For the data below, report the number of lines that contain the string "Default" and nothing else.

Provided entries ::
....
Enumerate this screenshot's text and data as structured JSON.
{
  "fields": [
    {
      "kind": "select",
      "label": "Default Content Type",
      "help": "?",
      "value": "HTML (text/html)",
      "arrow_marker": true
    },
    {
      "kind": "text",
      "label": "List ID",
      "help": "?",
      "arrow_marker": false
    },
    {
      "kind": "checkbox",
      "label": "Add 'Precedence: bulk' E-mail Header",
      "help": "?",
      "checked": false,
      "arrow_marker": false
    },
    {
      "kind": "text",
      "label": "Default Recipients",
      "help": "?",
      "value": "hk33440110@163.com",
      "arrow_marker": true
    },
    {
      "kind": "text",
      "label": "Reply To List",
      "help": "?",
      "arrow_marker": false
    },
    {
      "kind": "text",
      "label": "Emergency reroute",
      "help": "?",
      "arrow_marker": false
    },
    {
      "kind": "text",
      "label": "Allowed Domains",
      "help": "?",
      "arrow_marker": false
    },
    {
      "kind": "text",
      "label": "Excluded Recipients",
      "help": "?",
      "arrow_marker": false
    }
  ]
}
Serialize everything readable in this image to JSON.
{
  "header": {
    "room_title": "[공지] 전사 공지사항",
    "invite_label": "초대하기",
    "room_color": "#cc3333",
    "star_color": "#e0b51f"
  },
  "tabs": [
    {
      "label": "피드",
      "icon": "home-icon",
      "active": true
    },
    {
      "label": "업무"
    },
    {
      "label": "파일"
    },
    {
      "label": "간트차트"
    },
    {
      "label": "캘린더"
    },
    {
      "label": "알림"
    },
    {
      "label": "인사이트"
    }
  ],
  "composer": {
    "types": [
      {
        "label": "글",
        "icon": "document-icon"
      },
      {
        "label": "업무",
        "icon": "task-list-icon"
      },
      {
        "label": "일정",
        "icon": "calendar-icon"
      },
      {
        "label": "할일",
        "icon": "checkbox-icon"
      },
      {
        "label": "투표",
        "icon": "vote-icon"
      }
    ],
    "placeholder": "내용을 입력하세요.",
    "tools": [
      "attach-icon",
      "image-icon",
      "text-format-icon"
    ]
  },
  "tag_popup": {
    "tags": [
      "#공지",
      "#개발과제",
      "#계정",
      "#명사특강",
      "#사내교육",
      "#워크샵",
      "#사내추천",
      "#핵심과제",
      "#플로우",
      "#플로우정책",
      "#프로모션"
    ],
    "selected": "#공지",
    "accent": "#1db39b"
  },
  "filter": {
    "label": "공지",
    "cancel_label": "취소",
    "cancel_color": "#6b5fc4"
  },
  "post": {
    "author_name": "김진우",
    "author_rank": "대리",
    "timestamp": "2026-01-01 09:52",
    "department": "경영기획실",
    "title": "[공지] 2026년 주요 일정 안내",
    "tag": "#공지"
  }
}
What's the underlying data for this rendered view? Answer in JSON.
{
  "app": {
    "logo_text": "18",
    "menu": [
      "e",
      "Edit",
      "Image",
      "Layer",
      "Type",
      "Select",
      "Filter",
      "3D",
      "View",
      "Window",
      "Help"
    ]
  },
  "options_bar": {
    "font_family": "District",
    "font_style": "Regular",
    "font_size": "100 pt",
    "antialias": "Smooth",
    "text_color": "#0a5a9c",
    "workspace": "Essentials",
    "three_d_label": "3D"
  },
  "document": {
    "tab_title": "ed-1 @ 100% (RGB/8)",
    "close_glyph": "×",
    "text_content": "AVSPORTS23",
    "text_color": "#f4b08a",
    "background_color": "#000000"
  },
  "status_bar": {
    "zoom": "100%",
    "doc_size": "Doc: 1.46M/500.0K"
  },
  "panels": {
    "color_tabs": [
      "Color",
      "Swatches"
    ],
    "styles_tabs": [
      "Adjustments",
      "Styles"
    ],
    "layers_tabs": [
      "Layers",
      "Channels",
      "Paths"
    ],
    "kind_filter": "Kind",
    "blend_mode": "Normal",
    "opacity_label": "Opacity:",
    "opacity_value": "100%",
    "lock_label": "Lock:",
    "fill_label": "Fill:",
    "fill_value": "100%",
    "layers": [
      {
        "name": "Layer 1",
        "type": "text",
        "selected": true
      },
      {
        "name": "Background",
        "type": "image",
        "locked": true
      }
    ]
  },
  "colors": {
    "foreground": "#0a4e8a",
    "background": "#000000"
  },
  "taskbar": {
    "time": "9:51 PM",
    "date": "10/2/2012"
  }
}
....
Response to the task :: 2